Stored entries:
********************

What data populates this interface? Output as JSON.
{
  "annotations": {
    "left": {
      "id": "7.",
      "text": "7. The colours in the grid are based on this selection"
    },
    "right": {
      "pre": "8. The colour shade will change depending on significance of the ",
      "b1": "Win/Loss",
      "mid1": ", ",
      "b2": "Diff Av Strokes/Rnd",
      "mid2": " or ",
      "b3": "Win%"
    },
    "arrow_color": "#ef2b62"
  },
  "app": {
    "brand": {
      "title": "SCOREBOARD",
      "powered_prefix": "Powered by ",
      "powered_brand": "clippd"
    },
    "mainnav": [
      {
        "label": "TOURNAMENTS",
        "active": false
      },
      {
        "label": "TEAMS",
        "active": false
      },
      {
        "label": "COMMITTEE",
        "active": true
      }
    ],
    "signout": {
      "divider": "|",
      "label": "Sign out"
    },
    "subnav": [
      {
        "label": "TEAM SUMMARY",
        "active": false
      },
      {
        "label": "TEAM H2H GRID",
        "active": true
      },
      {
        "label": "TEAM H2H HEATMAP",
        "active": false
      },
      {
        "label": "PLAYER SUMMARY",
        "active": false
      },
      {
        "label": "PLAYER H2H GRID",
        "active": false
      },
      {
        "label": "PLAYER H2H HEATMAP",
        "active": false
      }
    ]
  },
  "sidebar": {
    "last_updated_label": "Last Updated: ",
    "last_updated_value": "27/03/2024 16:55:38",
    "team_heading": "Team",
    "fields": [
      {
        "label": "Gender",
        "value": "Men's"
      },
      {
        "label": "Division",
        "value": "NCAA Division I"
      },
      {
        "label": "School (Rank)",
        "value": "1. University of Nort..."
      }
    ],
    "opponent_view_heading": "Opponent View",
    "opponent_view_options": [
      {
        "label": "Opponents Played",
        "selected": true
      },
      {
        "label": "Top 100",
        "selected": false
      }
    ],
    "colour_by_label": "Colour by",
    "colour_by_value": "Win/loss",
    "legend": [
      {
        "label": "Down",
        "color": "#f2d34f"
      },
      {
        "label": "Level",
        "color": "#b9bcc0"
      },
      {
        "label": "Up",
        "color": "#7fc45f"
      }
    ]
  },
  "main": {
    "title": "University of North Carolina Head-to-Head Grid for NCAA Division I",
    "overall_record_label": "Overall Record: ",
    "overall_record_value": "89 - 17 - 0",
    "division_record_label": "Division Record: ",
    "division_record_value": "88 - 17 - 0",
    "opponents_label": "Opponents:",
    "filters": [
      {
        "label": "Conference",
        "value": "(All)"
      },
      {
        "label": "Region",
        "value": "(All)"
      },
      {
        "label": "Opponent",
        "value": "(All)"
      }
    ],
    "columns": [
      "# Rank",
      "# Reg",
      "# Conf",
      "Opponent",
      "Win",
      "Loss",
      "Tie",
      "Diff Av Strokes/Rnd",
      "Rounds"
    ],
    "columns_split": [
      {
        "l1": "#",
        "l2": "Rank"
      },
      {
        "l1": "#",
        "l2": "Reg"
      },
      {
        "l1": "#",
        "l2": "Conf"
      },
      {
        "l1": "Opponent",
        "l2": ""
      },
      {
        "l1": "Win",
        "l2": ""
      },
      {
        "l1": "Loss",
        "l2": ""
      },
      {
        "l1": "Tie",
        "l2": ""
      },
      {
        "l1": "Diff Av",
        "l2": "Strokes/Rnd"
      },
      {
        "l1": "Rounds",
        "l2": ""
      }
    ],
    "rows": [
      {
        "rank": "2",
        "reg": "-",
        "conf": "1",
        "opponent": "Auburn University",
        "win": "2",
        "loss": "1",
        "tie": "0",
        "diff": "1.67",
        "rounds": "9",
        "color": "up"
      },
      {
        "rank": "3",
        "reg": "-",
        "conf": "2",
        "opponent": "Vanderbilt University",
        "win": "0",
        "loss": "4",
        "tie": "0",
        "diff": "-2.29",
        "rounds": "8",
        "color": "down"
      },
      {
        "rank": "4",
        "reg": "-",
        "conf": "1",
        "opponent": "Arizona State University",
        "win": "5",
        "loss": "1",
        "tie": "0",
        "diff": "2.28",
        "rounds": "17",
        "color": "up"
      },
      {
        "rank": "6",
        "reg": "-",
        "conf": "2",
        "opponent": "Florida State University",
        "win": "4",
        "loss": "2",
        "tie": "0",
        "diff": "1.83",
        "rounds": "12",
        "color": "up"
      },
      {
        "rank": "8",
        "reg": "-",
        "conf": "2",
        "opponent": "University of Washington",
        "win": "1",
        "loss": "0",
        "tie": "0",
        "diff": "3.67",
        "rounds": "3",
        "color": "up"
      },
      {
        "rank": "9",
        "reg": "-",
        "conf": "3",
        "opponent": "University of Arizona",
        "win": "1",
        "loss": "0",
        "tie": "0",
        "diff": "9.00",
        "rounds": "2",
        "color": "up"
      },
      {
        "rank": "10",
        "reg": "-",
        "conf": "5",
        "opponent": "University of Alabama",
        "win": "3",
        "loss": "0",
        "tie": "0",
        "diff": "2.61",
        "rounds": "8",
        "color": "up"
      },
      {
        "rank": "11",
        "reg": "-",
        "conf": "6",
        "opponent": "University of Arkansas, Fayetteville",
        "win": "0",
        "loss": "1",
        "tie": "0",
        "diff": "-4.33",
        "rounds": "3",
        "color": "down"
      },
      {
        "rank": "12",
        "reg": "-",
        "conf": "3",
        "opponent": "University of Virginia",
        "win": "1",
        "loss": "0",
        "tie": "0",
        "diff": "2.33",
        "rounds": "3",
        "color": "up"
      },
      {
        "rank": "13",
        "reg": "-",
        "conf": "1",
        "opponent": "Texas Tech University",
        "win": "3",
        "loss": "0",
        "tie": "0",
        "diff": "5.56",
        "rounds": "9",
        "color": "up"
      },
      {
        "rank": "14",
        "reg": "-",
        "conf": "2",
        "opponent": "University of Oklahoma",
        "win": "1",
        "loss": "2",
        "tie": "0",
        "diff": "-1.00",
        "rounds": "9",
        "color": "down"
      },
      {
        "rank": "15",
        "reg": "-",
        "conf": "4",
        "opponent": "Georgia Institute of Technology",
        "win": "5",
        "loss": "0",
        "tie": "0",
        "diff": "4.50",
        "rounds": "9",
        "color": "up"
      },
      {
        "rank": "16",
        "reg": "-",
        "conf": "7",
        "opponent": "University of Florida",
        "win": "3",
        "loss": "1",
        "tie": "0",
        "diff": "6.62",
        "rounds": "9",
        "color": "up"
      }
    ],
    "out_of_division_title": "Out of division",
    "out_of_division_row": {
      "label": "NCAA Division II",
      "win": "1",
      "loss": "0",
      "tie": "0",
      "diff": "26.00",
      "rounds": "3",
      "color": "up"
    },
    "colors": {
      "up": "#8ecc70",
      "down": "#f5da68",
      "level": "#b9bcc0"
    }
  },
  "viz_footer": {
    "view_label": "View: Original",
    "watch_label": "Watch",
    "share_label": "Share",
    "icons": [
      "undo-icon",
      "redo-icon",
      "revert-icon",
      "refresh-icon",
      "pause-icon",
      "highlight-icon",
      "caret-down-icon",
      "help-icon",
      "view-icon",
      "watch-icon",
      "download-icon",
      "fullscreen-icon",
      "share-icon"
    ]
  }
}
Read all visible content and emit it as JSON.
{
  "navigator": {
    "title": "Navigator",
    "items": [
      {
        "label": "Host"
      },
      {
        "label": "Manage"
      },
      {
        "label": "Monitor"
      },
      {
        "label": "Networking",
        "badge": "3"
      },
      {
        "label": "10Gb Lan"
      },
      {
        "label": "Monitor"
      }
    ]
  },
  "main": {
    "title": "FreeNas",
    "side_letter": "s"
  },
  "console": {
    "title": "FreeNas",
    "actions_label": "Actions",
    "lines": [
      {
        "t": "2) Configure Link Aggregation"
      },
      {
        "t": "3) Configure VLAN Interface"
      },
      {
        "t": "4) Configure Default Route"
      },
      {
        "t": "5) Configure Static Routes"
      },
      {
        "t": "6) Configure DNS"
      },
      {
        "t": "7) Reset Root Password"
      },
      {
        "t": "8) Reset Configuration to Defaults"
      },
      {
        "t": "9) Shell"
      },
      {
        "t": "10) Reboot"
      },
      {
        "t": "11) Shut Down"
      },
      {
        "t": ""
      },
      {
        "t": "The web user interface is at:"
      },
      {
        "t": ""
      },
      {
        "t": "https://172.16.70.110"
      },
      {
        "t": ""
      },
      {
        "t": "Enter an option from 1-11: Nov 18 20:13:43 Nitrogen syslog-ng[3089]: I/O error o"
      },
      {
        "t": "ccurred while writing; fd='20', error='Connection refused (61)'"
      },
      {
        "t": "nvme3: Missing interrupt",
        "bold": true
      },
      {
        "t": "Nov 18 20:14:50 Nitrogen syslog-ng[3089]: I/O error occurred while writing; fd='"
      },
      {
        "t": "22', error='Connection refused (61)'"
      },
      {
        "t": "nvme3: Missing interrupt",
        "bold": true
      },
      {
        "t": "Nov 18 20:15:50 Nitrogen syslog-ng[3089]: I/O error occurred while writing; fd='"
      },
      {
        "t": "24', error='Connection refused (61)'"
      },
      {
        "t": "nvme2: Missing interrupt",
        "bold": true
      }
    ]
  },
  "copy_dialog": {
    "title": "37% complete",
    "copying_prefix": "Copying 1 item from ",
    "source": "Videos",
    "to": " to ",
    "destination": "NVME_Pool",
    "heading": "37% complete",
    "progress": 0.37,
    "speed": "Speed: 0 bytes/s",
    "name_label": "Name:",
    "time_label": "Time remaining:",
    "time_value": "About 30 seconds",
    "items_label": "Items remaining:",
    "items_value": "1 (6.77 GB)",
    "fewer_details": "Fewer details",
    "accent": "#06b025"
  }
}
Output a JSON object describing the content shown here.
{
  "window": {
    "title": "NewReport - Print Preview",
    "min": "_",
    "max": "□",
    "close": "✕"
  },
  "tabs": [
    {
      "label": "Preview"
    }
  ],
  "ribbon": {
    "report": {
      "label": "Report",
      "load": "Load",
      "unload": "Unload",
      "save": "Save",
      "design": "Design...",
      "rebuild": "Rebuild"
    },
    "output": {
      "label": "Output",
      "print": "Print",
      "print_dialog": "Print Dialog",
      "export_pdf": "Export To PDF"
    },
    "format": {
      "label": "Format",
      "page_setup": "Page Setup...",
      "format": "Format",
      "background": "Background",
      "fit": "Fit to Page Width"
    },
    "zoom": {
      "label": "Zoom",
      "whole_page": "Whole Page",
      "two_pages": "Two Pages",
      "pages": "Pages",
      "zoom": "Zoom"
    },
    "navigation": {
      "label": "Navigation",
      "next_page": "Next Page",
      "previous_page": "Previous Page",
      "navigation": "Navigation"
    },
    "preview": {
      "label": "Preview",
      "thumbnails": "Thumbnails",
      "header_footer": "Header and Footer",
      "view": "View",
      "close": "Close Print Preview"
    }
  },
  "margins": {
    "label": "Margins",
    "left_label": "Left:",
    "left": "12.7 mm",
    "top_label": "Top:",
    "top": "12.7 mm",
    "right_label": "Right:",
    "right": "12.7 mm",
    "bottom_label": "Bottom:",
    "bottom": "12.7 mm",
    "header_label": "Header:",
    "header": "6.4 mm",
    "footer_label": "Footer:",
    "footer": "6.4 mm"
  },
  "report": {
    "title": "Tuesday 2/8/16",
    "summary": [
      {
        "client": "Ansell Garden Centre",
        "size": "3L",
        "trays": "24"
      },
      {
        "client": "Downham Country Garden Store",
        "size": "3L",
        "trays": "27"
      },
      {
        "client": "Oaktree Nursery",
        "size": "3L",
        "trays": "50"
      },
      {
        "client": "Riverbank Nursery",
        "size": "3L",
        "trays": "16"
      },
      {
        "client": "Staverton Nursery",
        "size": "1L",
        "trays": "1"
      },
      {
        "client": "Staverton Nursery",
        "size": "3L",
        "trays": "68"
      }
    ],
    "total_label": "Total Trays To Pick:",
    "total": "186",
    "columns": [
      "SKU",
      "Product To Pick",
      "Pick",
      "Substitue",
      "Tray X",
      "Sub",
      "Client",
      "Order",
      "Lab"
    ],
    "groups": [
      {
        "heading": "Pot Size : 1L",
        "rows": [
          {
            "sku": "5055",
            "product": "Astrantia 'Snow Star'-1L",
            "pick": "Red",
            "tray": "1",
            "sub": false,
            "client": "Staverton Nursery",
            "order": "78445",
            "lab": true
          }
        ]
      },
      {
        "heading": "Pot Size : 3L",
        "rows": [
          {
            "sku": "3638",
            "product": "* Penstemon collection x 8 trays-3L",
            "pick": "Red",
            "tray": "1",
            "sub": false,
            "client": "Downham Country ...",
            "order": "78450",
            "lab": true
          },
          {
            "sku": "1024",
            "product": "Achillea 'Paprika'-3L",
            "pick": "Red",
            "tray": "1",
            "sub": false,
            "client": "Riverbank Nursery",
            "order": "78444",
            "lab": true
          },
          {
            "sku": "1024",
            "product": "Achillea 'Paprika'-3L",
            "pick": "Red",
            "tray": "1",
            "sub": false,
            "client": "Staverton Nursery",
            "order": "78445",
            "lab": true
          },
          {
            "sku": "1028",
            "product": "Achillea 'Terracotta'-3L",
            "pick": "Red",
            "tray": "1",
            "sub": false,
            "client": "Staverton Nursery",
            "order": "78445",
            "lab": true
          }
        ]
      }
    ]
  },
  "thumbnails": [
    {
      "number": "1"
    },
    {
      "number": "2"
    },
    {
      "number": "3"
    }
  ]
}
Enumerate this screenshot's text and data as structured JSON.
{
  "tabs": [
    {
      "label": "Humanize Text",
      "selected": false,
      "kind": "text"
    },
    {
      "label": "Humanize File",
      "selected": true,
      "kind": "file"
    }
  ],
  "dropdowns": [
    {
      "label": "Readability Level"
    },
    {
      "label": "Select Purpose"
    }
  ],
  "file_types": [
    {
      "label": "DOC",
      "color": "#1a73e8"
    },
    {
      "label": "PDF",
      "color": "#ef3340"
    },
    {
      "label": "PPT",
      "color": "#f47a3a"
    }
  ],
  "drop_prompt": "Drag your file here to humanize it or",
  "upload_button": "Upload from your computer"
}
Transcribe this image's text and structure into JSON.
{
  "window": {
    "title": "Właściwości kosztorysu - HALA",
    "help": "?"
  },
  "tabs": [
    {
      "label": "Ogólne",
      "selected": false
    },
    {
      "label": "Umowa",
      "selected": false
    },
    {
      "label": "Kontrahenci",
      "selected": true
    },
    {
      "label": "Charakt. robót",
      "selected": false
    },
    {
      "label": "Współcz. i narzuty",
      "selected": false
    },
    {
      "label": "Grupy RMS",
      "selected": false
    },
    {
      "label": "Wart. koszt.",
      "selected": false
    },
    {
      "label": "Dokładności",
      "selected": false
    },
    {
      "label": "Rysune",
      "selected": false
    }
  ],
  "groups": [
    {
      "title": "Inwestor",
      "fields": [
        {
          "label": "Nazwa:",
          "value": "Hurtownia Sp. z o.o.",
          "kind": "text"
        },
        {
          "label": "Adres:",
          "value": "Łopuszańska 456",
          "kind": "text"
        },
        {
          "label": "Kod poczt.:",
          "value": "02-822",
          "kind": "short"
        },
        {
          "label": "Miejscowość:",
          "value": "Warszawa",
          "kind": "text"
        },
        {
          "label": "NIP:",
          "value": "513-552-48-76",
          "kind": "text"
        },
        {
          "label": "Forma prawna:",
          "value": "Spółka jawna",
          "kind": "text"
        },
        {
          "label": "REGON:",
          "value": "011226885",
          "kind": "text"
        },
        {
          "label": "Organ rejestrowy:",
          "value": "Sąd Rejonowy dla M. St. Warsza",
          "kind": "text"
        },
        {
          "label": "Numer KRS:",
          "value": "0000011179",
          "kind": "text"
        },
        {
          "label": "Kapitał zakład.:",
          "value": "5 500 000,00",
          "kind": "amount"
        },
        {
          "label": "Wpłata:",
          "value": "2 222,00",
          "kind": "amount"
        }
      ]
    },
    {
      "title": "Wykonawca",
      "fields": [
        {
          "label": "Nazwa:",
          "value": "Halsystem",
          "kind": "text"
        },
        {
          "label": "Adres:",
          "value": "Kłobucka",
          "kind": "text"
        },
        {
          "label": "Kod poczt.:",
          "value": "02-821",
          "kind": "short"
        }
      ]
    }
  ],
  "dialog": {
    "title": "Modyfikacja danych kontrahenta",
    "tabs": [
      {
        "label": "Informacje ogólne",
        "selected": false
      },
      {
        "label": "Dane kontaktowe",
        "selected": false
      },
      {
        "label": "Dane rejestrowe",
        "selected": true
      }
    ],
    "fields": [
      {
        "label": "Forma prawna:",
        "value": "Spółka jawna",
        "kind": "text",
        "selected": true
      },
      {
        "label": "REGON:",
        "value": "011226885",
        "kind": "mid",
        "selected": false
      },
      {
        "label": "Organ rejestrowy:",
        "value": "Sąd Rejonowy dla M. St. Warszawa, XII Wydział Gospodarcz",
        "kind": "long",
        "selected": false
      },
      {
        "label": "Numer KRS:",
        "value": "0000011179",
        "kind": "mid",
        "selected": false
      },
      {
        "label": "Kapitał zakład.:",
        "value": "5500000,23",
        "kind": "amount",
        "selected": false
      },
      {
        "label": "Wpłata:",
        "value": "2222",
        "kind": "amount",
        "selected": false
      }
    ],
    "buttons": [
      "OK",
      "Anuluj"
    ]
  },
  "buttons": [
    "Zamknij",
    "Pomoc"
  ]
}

********************

Where a line in the entries holds "Warszawa", copy that line.

→ **Solution for this task**
          "value": "Warszawa",
        "value": "Sąd Rejonowy dla M. St. Warszawa, XII Wydział Gospodarcz",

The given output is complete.